Exercise task » Retype the whole listing, please, keeping every line exact and dropping the pictures.
________________________________________
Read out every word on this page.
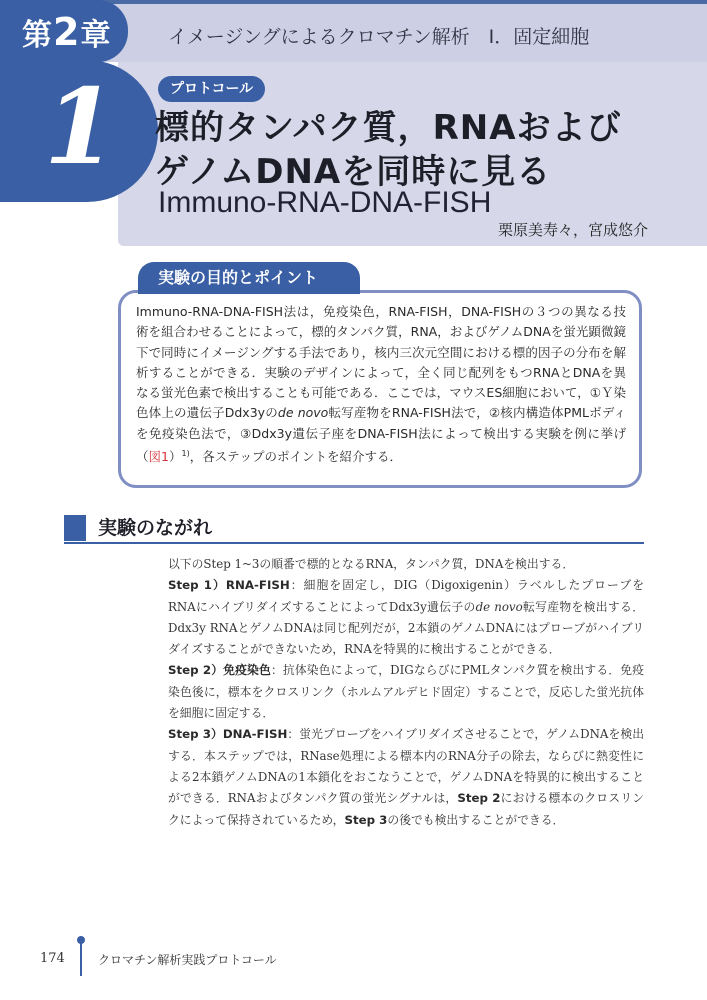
第2章	イメージングによるクロマチン解析　Ⅰ．固定細胞
1	プロトコール
標的タンパク質，RNAおよび
ゲノムDNAを同時に見る
Immuno-RNA-DNA-FISH
栗原美寿々，宮成悠介
実験の目的とポイント
Immuno-RNA-DNA-FISH法は，免疫染色，RNA-FISH，DNA-FISHの３つの異なる技術を組合わせることによって，標的タンパク質，RNA，およびゲノムDNAを蛍光顕微鏡下で同時にイメージングする手法であり，核内三次元空間における標的因子の分布を解析することができる．実験のデザインによって，全く同じ配列をもつRNAとDNAを異なる蛍光色素で検出することも可能である．ここでは，マウスES細胞において，①Ｙ染色体上の遺伝子Ddx3yのde novo転写産物をRNA-FISH法で，②核内構造体PMLボディを免疫染色法で，③Ddx3y遺伝子座をDNA-FISH法によって検出する実験を例に挙げ（図1）$^{1)}$，各ステップのポイントを紹介する．
実験のながれ

以下のStep 1~3の順番で標的となるRNA，タンパク質，DNAを検出する．

Step 1）RNA-FISH：細胞を固定し，DIG（Digoxigenin）ラベルしたプローブをRNAにハイブリダイズすることによってDdx3y遺伝子のde novo転写産物を検出する．Ddx3y RNAとゲノムDNAは同じ配列だが，2本鎖のゲノムDNAにはプローブがハイブリダイズすることができないため，RNAを特異的に検出することができる．

Step 2）免疫染色：抗体染色によって，DIGならびにPMLタンパク質を検出する．免疫染色後に，標本をクロスリンク（ホルムアルデヒド固定）することで，反応した蛍光抗体を細胞に固定する．

Step 3）DNA-FISH：蛍光プローブをハイブリダイズさせることで，ゲノムDNAを検出する．本ステップでは，RNase処理による標本内のRNA分子の除去，ならびに熱変性による2本鎖ゲノムDNAの1本鎖化をおこなうことで，ゲノムDNAを特異的に検出することができる．RNAおよびタンパク質の蛍光シグナルは，Step 2における標本のクロスリンクによって保持されているため，Step 3の後でも検出することができる．

174	クロマチン解析実践プロトコール
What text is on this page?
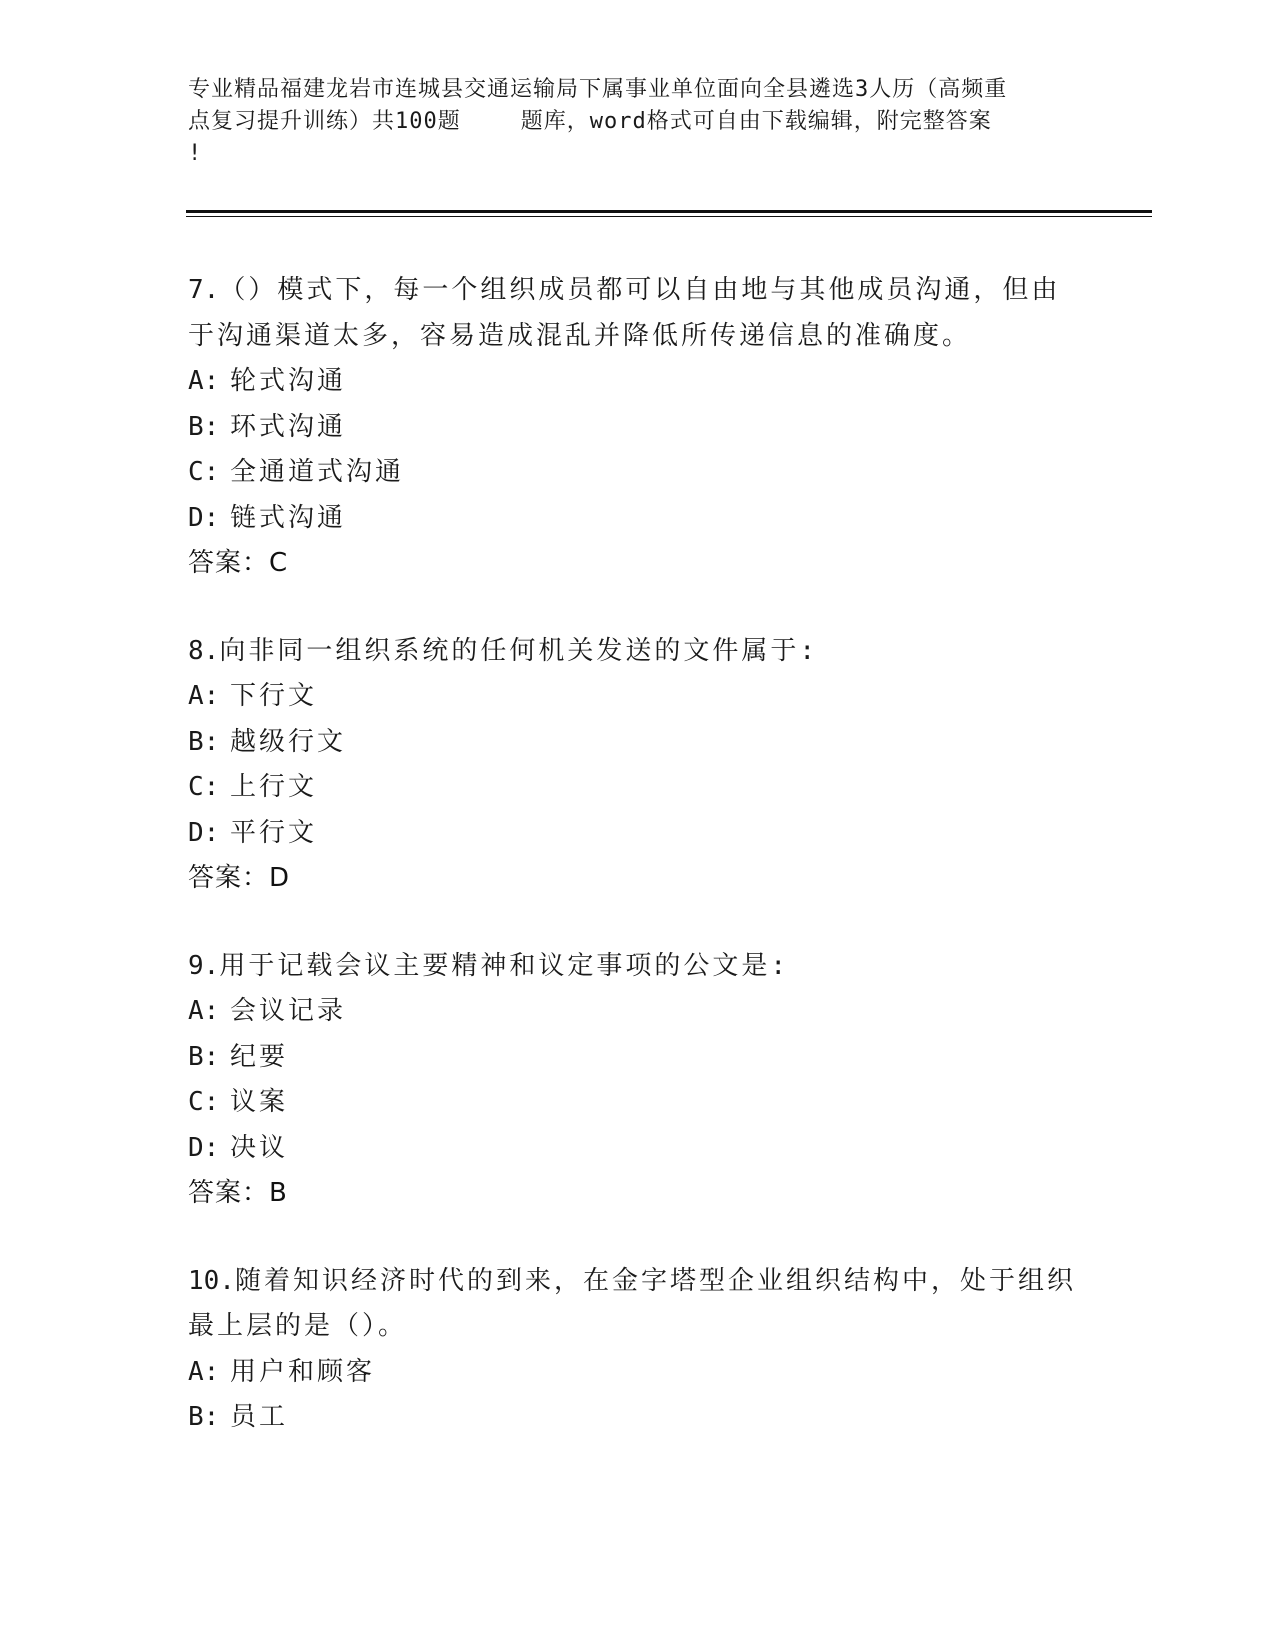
专业精品福建龙岩市连城县交通运输局下属事业单位面向全县遴选3人历（高频重
点复习提升训练）共100题	题库，word格式可自由下载编辑，附完整答案
!
7.（）模式下，每一个组织成员都可以自由地与其他成员沟通，但由
于沟通渠道太多，容易造成混乱并降低所传递信息的准确度。
A: 轮式沟通
B: 环式沟通
C: 全通道式沟通
D: 链式沟通
答案：C
8.向非同一组织系统的任何机关发送的文件属于:
A: 下行文
B: 越级行文
C: 上行文
D: 平行文
答案：D
9.用于记载会议主要精神和议定事项的公文是:
A: 会议记录
B: 纪要
C: 议案
D: 决议
答案：B
10.随着知识经济时代的到来，在金字塔型企业组织结构中，处于组织
最上层的是（）。
A: 用户和顾客
B: 员工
________________________________________
Complete answer »
Read out every word on this page.
第2章	イメージングによるクロマチン解析　Ⅰ．固定細胞
1	プロトコール
標的タンパク質，RNAおよび
ゲノムDNAを同時に見る
Immuno-RNA-DNA-FISH
栗原美寿々，宮成悠介
実験の目的とポイント
Immuno-RNA-DNA-FISH法は，免疫染色，RNA-FISH，DNA-FISHの３つの異なる技術を組合わせることによって，標的タンパク質，RNA，およびゲノムDNAを蛍光顕微鏡下で同時にイメージングする手法であり，核内三次元空間における標的因子の分布を解析することができる．実験のデザインによって，全く同じ配列をもつRNAとDNAを異なる蛍光色素で検出することも可能である．ここでは，マウスES細胞において，①Ｙ染色体上の遺伝子Ddx3yのde novo転写産物をRNA-FISH法で，②核内構造体PMLボディを免疫染色法で，③Ddx3y遺伝子座をDNA-FISH法によって検出する実験を例に挙げ（図1）$^{1)}$，各ステップのポイントを紹介する．
実験のながれ

以下のStep 1~3の順番で標的となるRNA，タンパク質，DNAを検出する．

Step 1）RNA-FISH：細胞を固定し，DIG（Digoxigenin）ラベルしたプローブをRNAにハイブリダイズすることによってDdx3y遺伝子のde novo転写産物を検出する．Ddx3y RNAとゲノムDNAは同じ配列だが，2本鎖のゲノムDNAにはプローブがハイブリダイズすることができないため，RNAを特異的に検出することができる．

Step 2）免疫染色：抗体染色によって，DIGならびにPMLタンパク質を検出する．免疫染色後に，標本をクロスリンク（ホルムアルデヒド固定）することで，反応した蛍光抗体を細胞に固定する．

Step 3）DNA-FISH：蛍光プローブをハイブリダイズさせることで，ゲノムDNAを検出する．本ステップでは，RNase処理による標本内のRNA分子の除去，ならびに熱変性による2本鎖ゲノムDNAの1本鎖化をおこなうことで，ゲノムDNAを特異的に検出することができる．RNAおよびタンパク質の蛍光シグナルは，Step 2における標本のクロスリンクによって保持されているため，Step 3の後でも検出することができる．

174	クロマチン解析実践プロトコール
What text is on this page?
专业精品福建龙岩市连城县交通运输局下属事业单位面向全县遴选3人历（高频重
点复习提升训练）共100题	题库，word格式可自由下载编辑，附完整答案
!
7.（）模式下，每一个组织成员都可以自由地与其他成员沟通，但由
于沟通渠道太多，容易造成混乱并降低所传递信息的准确度。
A: 轮式沟通
B: 环式沟通
C: 全通道式沟通
D: 链式沟通
答案：C
8.向非同一组织系统的任何机关发送的文件属于:
A: 下行文
B: 越级行文
C: 上行文
D: 平行文
答案：D
9.用于记载会议主要精神和议定事项的公文是:
A: 会议记录
B: 纪要
C: 议案
D: 决议
答案：B
10.随着知识经济时代的到来，在金字塔型企业组织结构中，处于组织
最上层的是（）。
A: 用户和顾客
B: 员工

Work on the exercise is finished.